THE PROBLEM » Go through the entries below and collect each line with the string "εμπορευμάτων" in it.

STORED RECORDS »
▼

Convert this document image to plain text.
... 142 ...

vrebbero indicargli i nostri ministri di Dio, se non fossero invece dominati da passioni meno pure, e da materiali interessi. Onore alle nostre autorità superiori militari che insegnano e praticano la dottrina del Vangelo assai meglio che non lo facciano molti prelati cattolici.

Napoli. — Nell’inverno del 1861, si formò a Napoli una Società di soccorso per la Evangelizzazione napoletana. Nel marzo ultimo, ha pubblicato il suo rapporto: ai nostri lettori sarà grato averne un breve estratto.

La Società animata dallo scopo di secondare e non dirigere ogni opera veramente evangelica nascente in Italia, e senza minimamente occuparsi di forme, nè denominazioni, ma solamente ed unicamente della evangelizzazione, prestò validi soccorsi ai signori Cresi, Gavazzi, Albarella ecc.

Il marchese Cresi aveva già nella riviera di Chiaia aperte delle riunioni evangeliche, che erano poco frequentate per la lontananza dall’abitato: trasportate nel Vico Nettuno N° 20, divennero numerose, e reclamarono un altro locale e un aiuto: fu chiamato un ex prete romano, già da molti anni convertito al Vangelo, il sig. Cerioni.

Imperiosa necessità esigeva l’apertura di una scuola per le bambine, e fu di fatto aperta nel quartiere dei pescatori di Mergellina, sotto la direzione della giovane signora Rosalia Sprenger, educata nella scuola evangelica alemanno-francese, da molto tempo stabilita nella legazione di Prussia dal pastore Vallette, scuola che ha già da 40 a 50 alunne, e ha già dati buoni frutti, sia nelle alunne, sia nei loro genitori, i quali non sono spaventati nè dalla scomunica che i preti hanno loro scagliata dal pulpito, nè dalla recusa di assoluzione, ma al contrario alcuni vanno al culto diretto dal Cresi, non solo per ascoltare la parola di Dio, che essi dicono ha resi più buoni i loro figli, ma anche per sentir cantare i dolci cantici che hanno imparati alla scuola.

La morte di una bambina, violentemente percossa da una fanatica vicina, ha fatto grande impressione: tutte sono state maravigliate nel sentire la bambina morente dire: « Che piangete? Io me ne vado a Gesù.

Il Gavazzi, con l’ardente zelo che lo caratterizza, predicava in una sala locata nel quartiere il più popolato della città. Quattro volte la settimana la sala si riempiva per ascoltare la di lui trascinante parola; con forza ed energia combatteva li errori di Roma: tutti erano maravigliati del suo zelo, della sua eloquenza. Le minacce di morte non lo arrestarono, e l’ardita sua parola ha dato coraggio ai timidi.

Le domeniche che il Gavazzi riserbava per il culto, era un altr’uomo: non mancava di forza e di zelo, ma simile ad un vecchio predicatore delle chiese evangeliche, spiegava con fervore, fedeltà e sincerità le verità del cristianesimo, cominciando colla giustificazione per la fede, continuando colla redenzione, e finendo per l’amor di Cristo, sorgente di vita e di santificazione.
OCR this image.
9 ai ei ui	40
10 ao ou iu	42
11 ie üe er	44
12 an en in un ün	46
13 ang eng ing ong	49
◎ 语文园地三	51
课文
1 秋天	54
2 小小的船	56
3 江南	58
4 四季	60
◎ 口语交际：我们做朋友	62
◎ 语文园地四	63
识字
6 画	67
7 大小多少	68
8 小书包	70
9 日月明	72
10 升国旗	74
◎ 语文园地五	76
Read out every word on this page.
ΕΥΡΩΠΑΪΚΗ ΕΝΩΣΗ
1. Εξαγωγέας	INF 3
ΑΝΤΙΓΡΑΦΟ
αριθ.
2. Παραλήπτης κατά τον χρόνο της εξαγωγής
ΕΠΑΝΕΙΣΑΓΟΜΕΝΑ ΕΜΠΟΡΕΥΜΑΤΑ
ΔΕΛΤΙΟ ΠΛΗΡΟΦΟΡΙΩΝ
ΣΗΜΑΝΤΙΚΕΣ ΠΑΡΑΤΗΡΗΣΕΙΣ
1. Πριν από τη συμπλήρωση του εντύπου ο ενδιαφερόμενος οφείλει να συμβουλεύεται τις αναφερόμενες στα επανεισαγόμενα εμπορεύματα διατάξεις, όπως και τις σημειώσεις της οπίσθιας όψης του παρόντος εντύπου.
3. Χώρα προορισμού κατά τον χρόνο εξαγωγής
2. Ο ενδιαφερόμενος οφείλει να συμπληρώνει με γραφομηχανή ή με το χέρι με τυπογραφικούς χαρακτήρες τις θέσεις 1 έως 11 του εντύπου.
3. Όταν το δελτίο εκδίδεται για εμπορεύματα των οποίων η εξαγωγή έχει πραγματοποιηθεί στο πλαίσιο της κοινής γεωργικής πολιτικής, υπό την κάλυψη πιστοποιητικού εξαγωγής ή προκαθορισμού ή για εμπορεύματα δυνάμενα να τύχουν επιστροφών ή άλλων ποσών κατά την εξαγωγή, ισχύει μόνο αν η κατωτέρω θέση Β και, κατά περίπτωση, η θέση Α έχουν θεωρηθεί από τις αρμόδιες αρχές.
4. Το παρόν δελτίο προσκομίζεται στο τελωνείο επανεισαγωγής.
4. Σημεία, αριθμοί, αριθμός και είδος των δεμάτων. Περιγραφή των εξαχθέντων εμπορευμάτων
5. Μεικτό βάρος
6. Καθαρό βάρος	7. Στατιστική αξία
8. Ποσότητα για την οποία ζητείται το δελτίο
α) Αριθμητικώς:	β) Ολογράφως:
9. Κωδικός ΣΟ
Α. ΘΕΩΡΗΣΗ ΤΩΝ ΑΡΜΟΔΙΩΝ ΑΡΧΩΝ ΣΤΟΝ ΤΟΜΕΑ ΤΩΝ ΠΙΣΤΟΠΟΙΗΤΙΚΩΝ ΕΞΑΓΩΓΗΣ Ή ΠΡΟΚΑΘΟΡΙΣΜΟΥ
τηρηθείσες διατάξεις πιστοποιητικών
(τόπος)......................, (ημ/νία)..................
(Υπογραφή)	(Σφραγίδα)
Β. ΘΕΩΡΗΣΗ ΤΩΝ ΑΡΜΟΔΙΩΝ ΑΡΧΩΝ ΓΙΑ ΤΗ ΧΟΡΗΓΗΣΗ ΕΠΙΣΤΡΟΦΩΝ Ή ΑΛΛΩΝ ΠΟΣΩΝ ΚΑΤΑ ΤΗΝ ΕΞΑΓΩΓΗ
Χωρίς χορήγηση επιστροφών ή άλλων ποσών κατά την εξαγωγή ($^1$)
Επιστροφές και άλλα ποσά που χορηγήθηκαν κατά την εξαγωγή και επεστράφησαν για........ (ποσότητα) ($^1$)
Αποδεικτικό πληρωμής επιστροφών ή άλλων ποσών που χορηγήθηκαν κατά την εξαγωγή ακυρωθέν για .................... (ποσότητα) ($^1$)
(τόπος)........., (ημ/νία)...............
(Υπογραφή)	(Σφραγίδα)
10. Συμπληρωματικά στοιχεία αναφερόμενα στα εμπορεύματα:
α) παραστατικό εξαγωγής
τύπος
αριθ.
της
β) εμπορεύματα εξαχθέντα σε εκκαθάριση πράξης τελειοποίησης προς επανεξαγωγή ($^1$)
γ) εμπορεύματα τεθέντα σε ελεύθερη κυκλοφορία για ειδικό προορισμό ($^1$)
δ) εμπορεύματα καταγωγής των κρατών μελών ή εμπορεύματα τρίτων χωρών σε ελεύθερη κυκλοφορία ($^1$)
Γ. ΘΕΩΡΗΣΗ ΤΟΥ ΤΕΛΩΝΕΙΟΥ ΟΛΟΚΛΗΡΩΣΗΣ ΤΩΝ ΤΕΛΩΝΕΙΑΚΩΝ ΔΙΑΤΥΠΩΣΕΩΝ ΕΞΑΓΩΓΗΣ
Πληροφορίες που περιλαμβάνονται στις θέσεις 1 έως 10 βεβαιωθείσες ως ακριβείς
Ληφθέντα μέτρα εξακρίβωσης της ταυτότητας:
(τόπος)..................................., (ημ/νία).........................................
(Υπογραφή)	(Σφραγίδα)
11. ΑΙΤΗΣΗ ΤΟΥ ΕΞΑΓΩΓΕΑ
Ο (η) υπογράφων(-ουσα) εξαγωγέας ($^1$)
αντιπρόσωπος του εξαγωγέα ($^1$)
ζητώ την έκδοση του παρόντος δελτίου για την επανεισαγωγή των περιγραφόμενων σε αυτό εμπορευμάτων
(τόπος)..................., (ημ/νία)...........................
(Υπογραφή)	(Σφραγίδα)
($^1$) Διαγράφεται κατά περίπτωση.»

▲

RESULT OF THE EXERCISE »
4. Σημεία, αριθμοί, αριθμός και είδος των δεμάτων. Περιγραφή των εξαχθέντων εμπορευμάτων
ζητώ την έκδοση του παρόντος δελτίου για την επανεισαγωγή των περιγραφόμενων σε αυτό εμπορευμάτων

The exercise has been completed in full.